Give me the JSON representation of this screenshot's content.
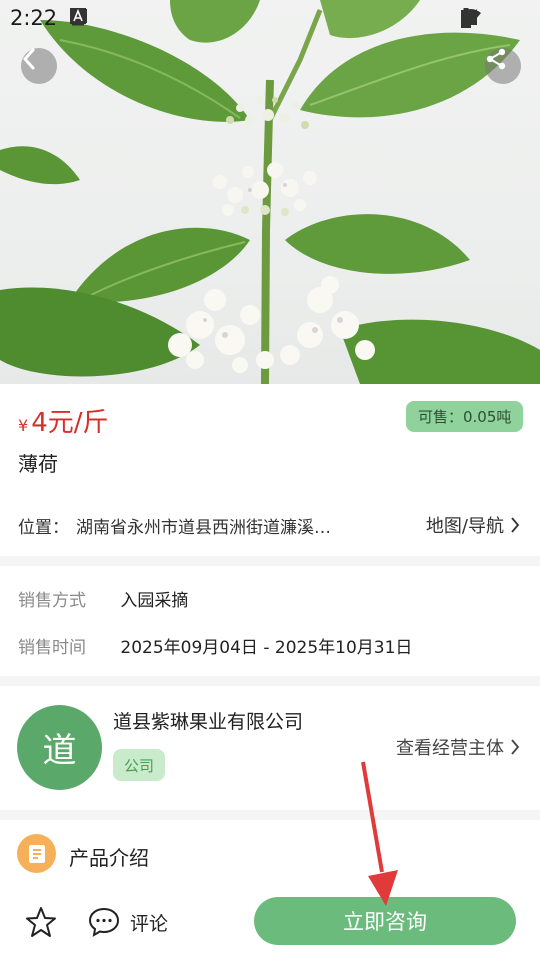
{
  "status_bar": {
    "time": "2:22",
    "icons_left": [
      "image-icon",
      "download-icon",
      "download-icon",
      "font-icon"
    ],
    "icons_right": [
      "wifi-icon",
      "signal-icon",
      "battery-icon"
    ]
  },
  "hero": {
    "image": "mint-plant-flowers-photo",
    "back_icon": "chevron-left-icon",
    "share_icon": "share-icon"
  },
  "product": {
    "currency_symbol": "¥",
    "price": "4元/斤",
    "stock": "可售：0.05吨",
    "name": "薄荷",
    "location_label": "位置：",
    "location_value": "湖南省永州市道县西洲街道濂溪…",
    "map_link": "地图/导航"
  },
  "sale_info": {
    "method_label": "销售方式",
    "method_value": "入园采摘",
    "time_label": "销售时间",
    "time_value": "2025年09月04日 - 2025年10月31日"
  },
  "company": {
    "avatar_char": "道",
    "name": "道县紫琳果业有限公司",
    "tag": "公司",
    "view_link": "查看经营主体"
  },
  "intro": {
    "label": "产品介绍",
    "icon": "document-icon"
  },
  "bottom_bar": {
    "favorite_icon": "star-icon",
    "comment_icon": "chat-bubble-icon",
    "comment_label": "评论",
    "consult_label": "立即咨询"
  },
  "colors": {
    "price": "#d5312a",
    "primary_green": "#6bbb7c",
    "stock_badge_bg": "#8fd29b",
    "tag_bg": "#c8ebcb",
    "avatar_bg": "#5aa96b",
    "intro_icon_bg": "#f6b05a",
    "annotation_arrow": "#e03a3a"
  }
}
::::::::
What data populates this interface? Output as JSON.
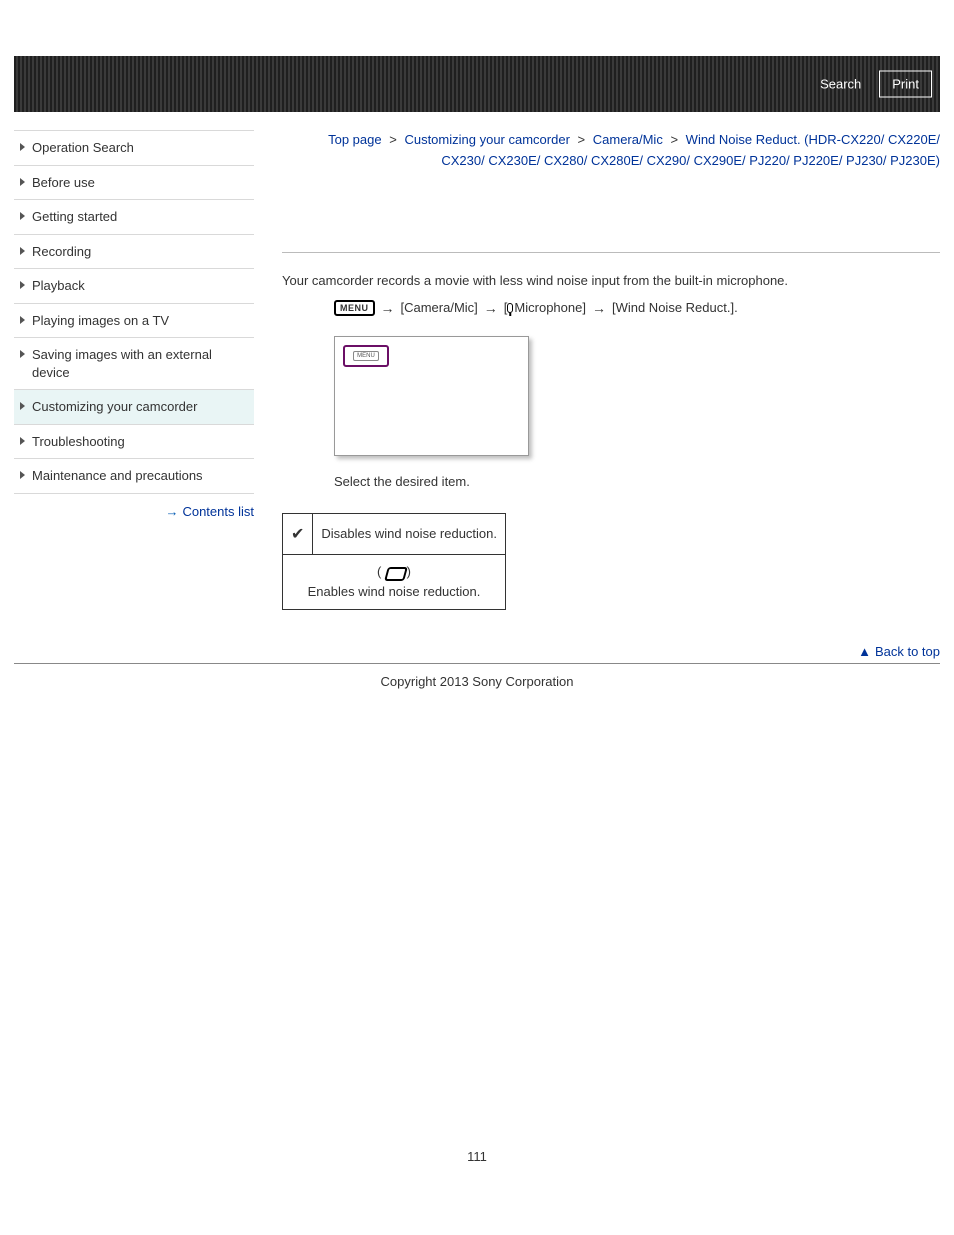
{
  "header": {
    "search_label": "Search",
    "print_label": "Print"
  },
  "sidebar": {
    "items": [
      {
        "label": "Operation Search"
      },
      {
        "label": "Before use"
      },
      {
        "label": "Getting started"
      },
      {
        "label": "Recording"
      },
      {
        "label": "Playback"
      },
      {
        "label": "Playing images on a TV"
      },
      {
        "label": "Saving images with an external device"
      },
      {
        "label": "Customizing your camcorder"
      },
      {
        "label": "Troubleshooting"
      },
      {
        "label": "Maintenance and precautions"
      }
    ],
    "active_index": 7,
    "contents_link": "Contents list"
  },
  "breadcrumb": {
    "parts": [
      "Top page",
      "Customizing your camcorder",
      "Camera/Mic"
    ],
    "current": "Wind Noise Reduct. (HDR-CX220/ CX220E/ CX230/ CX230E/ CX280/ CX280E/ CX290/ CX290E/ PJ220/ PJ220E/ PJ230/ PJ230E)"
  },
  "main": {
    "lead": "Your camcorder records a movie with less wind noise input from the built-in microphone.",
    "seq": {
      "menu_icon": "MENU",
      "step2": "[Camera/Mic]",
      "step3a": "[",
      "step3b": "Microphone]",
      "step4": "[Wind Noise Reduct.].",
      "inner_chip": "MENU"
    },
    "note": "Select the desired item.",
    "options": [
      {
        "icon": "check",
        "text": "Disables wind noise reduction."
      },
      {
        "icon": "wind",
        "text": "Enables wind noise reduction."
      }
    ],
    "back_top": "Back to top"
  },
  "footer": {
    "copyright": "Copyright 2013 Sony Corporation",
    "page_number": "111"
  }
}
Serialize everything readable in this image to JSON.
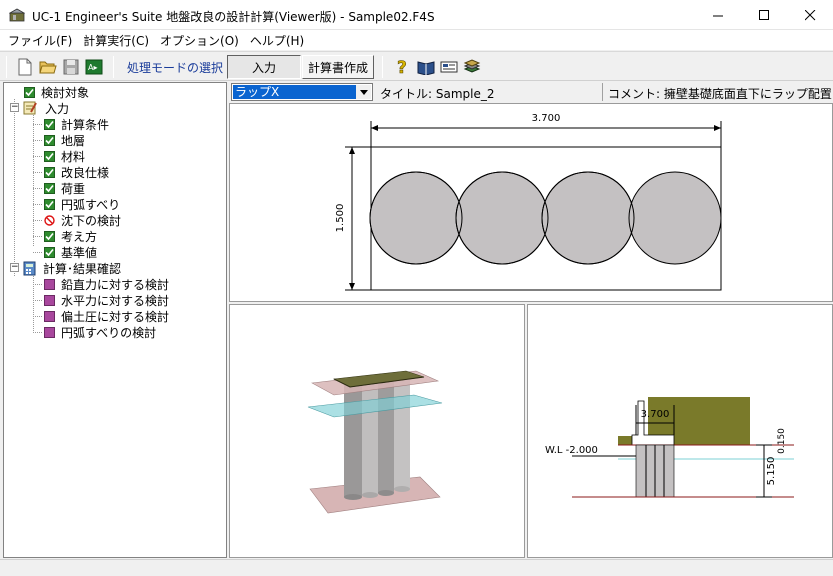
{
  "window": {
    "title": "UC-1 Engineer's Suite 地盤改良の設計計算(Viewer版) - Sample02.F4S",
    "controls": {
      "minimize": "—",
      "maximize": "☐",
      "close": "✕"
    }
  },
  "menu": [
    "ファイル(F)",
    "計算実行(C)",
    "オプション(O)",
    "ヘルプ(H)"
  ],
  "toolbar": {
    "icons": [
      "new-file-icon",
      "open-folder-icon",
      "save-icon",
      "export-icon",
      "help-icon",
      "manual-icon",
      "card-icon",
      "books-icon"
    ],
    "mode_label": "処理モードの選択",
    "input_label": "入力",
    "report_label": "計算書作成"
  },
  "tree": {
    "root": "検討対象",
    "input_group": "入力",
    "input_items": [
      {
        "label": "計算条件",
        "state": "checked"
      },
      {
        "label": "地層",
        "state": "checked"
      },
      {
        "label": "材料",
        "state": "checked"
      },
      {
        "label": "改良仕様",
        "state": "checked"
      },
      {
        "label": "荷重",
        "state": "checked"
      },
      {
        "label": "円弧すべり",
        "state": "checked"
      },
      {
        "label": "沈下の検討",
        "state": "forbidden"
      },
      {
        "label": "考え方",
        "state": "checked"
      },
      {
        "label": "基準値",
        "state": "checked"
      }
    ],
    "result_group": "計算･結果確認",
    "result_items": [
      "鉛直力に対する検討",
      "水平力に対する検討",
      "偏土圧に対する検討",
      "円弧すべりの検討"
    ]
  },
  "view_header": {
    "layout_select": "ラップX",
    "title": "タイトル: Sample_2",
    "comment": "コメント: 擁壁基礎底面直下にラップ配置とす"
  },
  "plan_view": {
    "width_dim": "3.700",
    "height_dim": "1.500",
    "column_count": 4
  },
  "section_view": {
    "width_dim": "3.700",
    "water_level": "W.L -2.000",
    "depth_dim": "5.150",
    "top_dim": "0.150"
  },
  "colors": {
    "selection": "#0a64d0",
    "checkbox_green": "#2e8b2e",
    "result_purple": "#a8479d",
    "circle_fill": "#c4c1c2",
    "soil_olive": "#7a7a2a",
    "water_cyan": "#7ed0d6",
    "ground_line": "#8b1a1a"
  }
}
::::::::
* **Requirement**:
Copy each line above containing the string "with".

* **Written answer**:
        "label": "Saving images with an external device"
    "lead": "Your camcorder records a movie with less wind noise input from the built-in microphone.",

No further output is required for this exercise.